**WHAT TO PRODUCE:** Give back the full listing, character for character, with no pictures.

**LISTED ENTRIES:**
################
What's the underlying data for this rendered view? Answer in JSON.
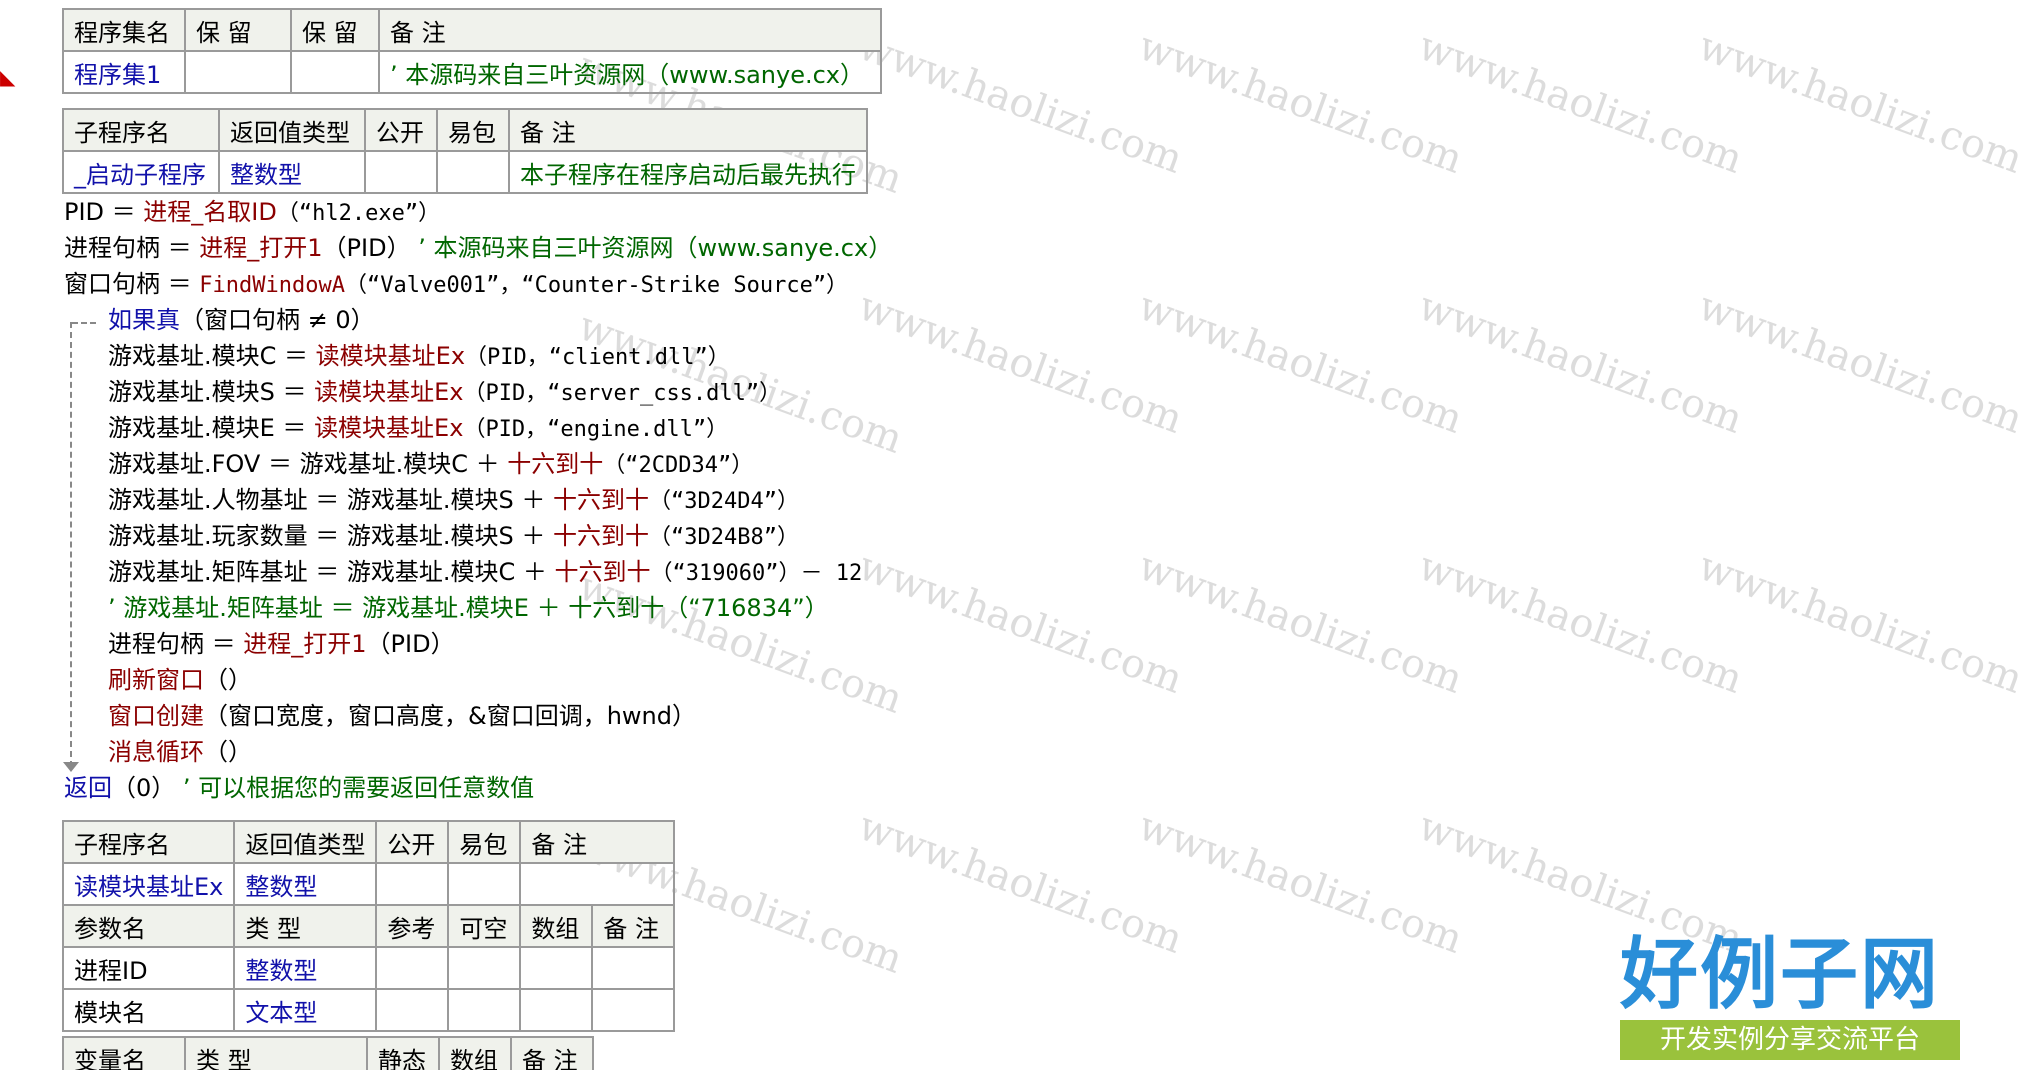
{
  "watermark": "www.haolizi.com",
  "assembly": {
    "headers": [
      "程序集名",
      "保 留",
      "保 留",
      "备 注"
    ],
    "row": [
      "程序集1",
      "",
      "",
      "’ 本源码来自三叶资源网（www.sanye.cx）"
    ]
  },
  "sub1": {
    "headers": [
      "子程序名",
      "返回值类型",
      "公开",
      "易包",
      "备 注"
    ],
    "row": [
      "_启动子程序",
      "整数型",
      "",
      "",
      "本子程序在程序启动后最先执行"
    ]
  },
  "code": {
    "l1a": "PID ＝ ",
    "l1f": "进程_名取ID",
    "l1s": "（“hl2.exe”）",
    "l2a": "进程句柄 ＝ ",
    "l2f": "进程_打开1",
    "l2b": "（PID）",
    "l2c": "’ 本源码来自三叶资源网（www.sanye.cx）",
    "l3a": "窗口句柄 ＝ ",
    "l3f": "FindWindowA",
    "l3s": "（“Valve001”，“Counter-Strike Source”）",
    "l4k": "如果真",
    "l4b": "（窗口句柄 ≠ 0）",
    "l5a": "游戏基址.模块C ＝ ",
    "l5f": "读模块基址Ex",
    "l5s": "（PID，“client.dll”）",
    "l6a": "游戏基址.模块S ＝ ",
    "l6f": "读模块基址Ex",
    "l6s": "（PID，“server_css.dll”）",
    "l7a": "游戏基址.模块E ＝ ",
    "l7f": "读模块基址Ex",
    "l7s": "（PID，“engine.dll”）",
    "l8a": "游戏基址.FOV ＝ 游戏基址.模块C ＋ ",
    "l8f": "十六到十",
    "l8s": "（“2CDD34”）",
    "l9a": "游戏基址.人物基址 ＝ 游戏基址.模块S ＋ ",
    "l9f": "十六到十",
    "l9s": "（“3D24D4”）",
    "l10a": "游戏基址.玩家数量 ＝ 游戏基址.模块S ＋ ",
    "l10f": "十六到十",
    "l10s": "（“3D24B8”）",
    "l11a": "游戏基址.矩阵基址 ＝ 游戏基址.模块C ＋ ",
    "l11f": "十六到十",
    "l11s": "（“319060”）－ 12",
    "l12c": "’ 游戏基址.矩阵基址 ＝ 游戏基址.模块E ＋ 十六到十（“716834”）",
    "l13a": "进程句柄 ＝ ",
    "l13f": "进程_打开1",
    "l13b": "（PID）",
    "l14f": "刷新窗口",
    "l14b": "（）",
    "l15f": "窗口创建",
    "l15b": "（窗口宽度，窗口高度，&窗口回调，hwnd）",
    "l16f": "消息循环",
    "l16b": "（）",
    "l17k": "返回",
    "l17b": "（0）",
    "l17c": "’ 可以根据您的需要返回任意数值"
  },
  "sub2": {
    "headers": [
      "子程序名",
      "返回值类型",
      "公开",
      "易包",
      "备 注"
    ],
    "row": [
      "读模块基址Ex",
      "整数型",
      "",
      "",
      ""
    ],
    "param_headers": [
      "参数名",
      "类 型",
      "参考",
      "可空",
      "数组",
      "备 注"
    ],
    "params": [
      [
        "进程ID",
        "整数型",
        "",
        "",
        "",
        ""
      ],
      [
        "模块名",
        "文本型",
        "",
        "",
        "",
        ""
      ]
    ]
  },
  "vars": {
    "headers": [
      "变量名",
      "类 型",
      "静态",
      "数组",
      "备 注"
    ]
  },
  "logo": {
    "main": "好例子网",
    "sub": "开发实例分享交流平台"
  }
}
################
**RESPONSE TO THE TASK:**
What's the underlying data for this rendered view? Answer in JSON.
{
  "watermark": "www.haolizi.com",
  "assembly": {
    "headers": [
      "程序集名",
      "保 留",
      "保 留",
      "备 注"
    ],
    "row": [
      "程序集1",
      "",
      "",
      "’ 本源码来自三叶资源网（www.sanye.cx）"
    ]
  },
  "sub1": {
    "headers": [
      "子程序名",
      "返回值类型",
      "公开",
      "易包",
      "备 注"
    ],
    "row": [
      "_启动子程序",
      "整数型",
      "",
      "",
      "本子程序在程序启动后最先执行"
    ]
  },
  "code": {
    "l1a": "PID ＝ ",
    "l1f": "进程_名取ID",
    "l1s": "（“hl2.exe”）",
    "l2a": "进程句柄 ＝ ",
    "l2f": "进程_打开1",
    "l2b": "（PID）",
    "l2c": "’ 本源码来自三叶资源网（www.sanye.cx）",
    "l3a": "窗口句柄 ＝ ",
    "l3f": "FindWindowA",
    "l3s": "（“Valve001”，“Counter-Strike Source”）",
    "l4k": "如果真",
    "l4b": "（窗口句柄 ≠ 0）",
    "l5a": "游戏基址.模块C ＝ ",
    "l5f": "读模块基址Ex",
    "l5s": "（PID，“client.dll”）",
    "l6a": "游戏基址.模块S ＝ ",
    "l6f": "读模块基址Ex",
    "l6s": "（PID，“server_css.dll”）",
    "l7a": "游戏基址.模块E ＝ ",
    "l7f": "读模块基址Ex",
    "l7s": "（PID，“engine.dll”）",
    "l8a": "游戏基址.FOV ＝ 游戏基址.模块C ＋ ",
    "l8f": "十六到十",
    "l8s": "（“2CDD34”）",
    "l9a": "游戏基址.人物基址 ＝ 游戏基址.模块S ＋ ",
    "l9f": "十六到十",
    "l9s": "（“3D24D4”）",
    "l10a": "游戏基址.玩家数量 ＝ 游戏基址.模块S ＋ ",
    "l10f": "十六到十",
    "l10s": "（“3D24B8”）",
    "l11a": "游戏基址.矩阵基址 ＝ 游戏基址.模块C ＋ ",
    "l11f": "十六到十",
    "l11s": "（“319060”）－ 12",
    "l12c": "’ 游戏基址.矩阵基址 ＝ 游戏基址.模块E ＋ 十六到十（“716834”）",
    "l13a": "进程句柄 ＝ ",
    "l13f": "进程_打开1",
    "l13b": "（PID）",
    "l14f": "刷新窗口",
    "l14b": "（）",
    "l15f": "窗口创建",
    "l15b": "（窗口宽度，窗口高度，&窗口回调，hwnd）",
    "l16f": "消息循环",
    "l16b": "（）",
    "l17k": "返回",
    "l17b": "（0）",
    "l17c": "’ 可以根据您的需要返回任意数值"
  },
  "sub2": {
    "headers": [
      "子程序名",
      "返回值类型",
      "公开",
      "易包",
      "备 注"
    ],
    "row": [
      "读模块基址Ex",
      "整数型",
      "",
      "",
      ""
    ],
    "param_headers": [
      "参数名",
      "类 型",
      "参考",
      "可空",
      "数组",
      "备 注"
    ],
    "params": [
      [
        "进程ID",
        "整数型",
        "",
        "",
        "",
        ""
      ],
      [
        "模块名",
        "文本型",
        "",
        "",
        "",
        ""
      ]
    ]
  },
  "vars": {
    "headers": [
      "变量名",
      "类 型",
      "静态",
      "数组",
      "备 注"
    ]
  },
  "logo": {
    "main": "好例子网",
    "sub": "开发实例分享交流平台"
  }
}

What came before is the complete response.